Start of EXCERPTED RECORDS
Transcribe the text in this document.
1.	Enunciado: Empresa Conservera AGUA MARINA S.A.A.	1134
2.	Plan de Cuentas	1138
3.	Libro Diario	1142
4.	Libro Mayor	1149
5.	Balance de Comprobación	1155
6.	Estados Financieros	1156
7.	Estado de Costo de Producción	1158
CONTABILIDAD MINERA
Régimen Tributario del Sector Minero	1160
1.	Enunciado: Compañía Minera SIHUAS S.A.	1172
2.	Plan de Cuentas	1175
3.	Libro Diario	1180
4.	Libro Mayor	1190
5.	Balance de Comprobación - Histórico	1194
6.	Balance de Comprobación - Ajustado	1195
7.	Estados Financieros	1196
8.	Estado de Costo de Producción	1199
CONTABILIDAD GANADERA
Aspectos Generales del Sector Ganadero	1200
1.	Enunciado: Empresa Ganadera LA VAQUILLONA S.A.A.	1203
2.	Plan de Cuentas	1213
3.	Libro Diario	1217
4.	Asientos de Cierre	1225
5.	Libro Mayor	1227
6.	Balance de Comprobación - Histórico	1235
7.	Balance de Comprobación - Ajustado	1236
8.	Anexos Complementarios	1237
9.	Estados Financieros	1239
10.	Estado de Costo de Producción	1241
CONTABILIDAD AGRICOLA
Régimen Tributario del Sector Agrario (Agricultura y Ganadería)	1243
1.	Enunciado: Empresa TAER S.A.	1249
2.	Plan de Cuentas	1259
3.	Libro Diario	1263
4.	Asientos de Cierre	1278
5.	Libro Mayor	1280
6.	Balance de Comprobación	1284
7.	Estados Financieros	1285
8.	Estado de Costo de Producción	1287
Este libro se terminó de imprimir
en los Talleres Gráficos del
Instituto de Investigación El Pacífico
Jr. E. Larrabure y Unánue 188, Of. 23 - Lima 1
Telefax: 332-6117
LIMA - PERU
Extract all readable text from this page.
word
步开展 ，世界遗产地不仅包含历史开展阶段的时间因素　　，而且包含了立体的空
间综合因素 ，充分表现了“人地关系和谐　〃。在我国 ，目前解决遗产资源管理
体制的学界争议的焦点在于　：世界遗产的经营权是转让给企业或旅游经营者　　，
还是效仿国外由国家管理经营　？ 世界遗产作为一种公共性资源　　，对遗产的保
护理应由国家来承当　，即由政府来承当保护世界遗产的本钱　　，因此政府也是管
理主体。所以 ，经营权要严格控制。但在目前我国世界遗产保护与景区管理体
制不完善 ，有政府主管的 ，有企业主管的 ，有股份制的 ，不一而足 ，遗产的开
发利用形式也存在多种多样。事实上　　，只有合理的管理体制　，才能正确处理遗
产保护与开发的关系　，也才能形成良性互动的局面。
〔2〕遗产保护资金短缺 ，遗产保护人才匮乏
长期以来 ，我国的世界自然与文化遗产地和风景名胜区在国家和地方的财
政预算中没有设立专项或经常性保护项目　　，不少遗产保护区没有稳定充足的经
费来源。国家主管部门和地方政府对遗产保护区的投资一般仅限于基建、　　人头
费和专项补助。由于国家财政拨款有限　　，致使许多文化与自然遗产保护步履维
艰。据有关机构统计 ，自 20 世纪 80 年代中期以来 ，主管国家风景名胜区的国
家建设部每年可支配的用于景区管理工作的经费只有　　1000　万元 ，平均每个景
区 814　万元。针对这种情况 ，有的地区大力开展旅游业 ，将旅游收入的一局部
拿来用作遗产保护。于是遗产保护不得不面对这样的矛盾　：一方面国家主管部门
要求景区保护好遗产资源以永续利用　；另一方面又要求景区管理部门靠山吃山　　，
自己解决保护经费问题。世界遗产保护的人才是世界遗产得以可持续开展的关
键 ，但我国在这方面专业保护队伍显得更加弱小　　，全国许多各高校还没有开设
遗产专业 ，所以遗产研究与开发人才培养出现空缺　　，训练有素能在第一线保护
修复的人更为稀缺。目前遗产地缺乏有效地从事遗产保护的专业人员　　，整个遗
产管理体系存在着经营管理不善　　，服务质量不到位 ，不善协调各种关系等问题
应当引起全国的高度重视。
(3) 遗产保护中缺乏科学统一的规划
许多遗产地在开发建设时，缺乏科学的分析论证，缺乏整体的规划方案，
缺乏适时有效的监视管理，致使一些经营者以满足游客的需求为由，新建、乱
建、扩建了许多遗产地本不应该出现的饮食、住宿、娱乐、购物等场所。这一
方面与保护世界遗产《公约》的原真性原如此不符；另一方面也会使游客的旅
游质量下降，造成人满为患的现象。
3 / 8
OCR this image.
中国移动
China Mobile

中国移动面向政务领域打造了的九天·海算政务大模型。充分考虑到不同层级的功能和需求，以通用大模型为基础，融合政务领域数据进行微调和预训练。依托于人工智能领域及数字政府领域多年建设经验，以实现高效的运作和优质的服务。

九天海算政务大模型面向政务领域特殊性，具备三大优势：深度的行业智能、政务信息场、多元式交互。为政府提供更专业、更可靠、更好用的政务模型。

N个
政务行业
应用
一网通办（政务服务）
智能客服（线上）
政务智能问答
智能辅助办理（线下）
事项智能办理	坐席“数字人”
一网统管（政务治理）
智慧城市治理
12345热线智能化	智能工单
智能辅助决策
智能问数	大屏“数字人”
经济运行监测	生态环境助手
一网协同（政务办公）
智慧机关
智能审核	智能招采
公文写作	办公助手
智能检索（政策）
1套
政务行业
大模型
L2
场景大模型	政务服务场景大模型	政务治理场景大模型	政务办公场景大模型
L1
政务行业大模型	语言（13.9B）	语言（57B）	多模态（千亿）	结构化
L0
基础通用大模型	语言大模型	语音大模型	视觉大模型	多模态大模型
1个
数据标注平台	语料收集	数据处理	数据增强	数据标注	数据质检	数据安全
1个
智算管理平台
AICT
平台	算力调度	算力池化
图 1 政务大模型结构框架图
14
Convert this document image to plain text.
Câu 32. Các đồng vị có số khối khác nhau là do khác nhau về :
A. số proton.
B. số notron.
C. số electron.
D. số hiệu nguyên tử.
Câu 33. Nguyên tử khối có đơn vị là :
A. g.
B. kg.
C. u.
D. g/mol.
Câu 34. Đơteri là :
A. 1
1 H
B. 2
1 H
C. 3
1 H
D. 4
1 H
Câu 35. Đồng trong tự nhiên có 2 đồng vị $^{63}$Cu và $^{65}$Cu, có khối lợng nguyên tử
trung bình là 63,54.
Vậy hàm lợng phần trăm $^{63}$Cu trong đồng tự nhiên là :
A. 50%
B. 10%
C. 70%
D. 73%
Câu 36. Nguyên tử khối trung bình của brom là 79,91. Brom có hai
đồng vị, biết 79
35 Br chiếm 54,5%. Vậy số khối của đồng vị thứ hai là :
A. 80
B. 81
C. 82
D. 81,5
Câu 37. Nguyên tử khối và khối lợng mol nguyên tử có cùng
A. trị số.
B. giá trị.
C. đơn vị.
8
End of EXCERPTED RECORDS
▶ [AIM OF THE EXERCISE]
Transcribe all of the entries without altering anything.

▶ [SOLUTION FOR THIS TASK]
Transcribe the text in this document.
1.	Enunciado: Empresa Conservera AGUA MARINA S.A.A.	1134
2.	Plan de Cuentas	1138
3.	Libro Diario	1142
4.	Libro Mayor	1149
5.	Balance de Comprobación	1155
6.	Estados Financieros	1156
7.	Estado de Costo de Producción	1158
CONTABILIDAD MINERA
Régimen Tributario del Sector Minero	1160
1.	Enunciado: Compañía Minera SIHUAS S.A.	1172
2.	Plan de Cuentas	1175
3.	Libro Diario	1180
4.	Libro Mayor	1190
5.	Balance de Comprobación - Histórico	1194
6.	Balance de Comprobación - Ajustado	1195
7.	Estados Financieros	1196
8.	Estado de Costo de Producción	1199
CONTABILIDAD GANADERA
Aspectos Generales del Sector Ganadero	1200
1.	Enunciado: Empresa Ganadera LA VAQUILLONA S.A.A.	1203
2.	Plan de Cuentas	1213
3.	Libro Diario	1217
4.	Asientos de Cierre	1225
5.	Libro Mayor	1227
6.	Balance de Comprobación - Histórico	1235
7.	Balance de Comprobación - Ajustado	1236
8.	Anexos Complementarios	1237
9.	Estados Financieros	1239
10.	Estado de Costo de Producción	1241
CONTABILIDAD AGRICOLA
Régimen Tributario del Sector Agrario (Agricultura y Ganadería)	1243
1.	Enunciado: Empresa TAER S.A.	1249
2.	Plan de Cuentas	1259
3.	Libro Diario	1263
4.	Asientos de Cierre	1278
5.	Libro Mayor	1280
6.	Balance de Comprobación	1284
7.	Estados Financieros	1285
8.	Estado de Costo de Producción	1287
Este libro se terminó de imprimir
en los Talleres Gráficos del
Instituto de Investigación El Pacífico
Jr. E. Larrabure y Unánue 188, Of. 23 - Lima 1
Telefax: 332-6117
LIMA - PERU
Extract all readable text from this page.
word
步开展 ，世界遗产地不仅包含历史开展阶段的时间因素　　，而且包含了立体的空
间综合因素 ，充分表现了“人地关系和谐　〃。在我国 ，目前解决遗产资源管理
体制的学界争议的焦点在于　：世界遗产的经营权是转让给企业或旅游经营者　　，
还是效仿国外由国家管理经营　？ 世界遗产作为一种公共性资源　　，对遗产的保
护理应由国家来承当　，即由政府来承当保护世界遗产的本钱　　，因此政府也是管
理主体。所以 ，经营权要严格控制。但在目前我国世界遗产保护与景区管理体
制不完善 ，有政府主管的 ，有企业主管的 ，有股份制的 ，不一而足 ，遗产的开
发利用形式也存在多种多样。事实上　　，只有合理的管理体制　，才能正确处理遗
产保护与开发的关系　，也才能形成良性互动的局面。
〔2〕遗产保护资金短缺 ，遗产保护人才匮乏
长期以来 ，我国的世界自然与文化遗产地和风景名胜区在国家和地方的财
政预算中没有设立专项或经常性保护项目　　，不少遗产保护区没有稳定充足的经
费来源。国家主管部门和地方政府对遗产保护区的投资一般仅限于基建、　　人头
费和专项补助。由于国家财政拨款有限　　，致使许多文化与自然遗产保护步履维
艰。据有关机构统计 ，自 20 世纪 80 年代中期以来 ，主管国家风景名胜区的国
家建设部每年可支配的用于景区管理工作的经费只有　　1000　万元 ，平均每个景
区 814　万元。针对这种情况 ，有的地区大力开展旅游业 ，将旅游收入的一局部
拿来用作遗产保护。于是遗产保护不得不面对这样的矛盾　：一方面国家主管部门
要求景区保护好遗产资源以永续利用　；另一方面又要求景区管理部门靠山吃山　　，
自己解决保护经费问题。世界遗产保护的人才是世界遗产得以可持续开展的关
键 ，但我国在这方面专业保护队伍显得更加弱小　　，全国许多各高校还没有开设
遗产专业 ，所以遗产研究与开发人才培养出现空缺　　，训练有素能在第一线保护
修复的人更为稀缺。目前遗产地缺乏有效地从事遗产保护的专业人员　　，整个遗
产管理体系存在着经营管理不善　　，服务质量不到位 ，不善协调各种关系等问题
应当引起全国的高度重视。
(3) 遗产保护中缺乏科学统一的规划
许多遗产地在开发建设时，缺乏科学的分析论证，缺乏整体的规划方案，
缺乏适时有效的监视管理，致使一些经营者以满足游客的需求为由，新建、乱
建、扩建了许多遗产地本不应该出现的饮食、住宿、娱乐、购物等场所。这一
方面与保护世界遗产《公约》的原真性原如此不符；另一方面也会使游客的旅
游质量下降，造成人满为患的现象。
3 / 8
OCR this image.
中国移动
China Mobile

中国移动面向政务领域打造了的九天·海算政务大模型。充分考虑到不同层级的功能和需求，以通用大模型为基础，融合政务领域数据进行微调和预训练。依托于人工智能领域及数字政府领域多年建设经验，以实现高效的运作和优质的服务。

九天海算政务大模型面向政务领域特殊性，具备三大优势：深度的行业智能、政务信息场、多元式交互。为政府提供更专业、更可靠、更好用的政务模型。

N个
政务行业
应用
一网通办（政务服务）
智能客服（线上）
政务智能问答
智能辅助办理（线下）
事项智能办理	坐席“数字人”
一网统管（政务治理）
智慧城市治理
12345热线智能化	智能工单
智能辅助决策
智能问数	大屏“数字人”
经济运行监测	生态环境助手
一网协同（政务办公）
智慧机关
智能审核	智能招采
公文写作	办公助手
智能检索（政策）
1套
政务行业
大模型
L2
场景大模型	政务服务场景大模型	政务治理场景大模型	政务办公场景大模型
L1
政务行业大模型	语言（13.9B）	语言（57B）	多模态（千亿）	结构化
L0
基础通用大模型	语言大模型	语音大模型	视觉大模型	多模态大模型
1个
数据标注平台	语料收集	数据处理	数据增强	数据标注	数据质检	数据安全
1个
智算管理平台
AICT
平台	算力调度	算力池化
图 1 政务大模型结构框架图
14
Convert this document image to plain text.
Câu 32. Các đồng vị có số khối khác nhau là do khác nhau về :
A. số proton.
B. số notron.
C. số electron.
D. số hiệu nguyên tử.
Câu 33. Nguyên tử khối có đơn vị là :
A. g.
B. kg.
C. u.
D. g/mol.
Câu 34. Đơteri là :
A. 1
1 H
B. 2
1 H
C. 3
1 H
D. 4
1 H
Câu 35. Đồng trong tự nhiên có 2 đồng vị $^{63}$Cu và $^{65}$Cu, có khối lợng nguyên tử
trung bình là 63,54.
Vậy hàm lợng phần trăm $^{63}$Cu trong đồng tự nhiên là :
A. 50%
B. 10%
C. 70%
D. 73%
Câu 36. Nguyên tử khối trung bình của brom là 79,91. Brom có hai
đồng vị, biết 79
35 Br chiếm 54,5%. Vậy số khối của đồng vị thứ hai là :
A. 80
B. 81
C. 82
D. 81,5
Câu 37. Nguyên tử khối và khối lợng mol nguyên tử có cùng
A. trị số.
B. giá trị.
C. đơn vị.
8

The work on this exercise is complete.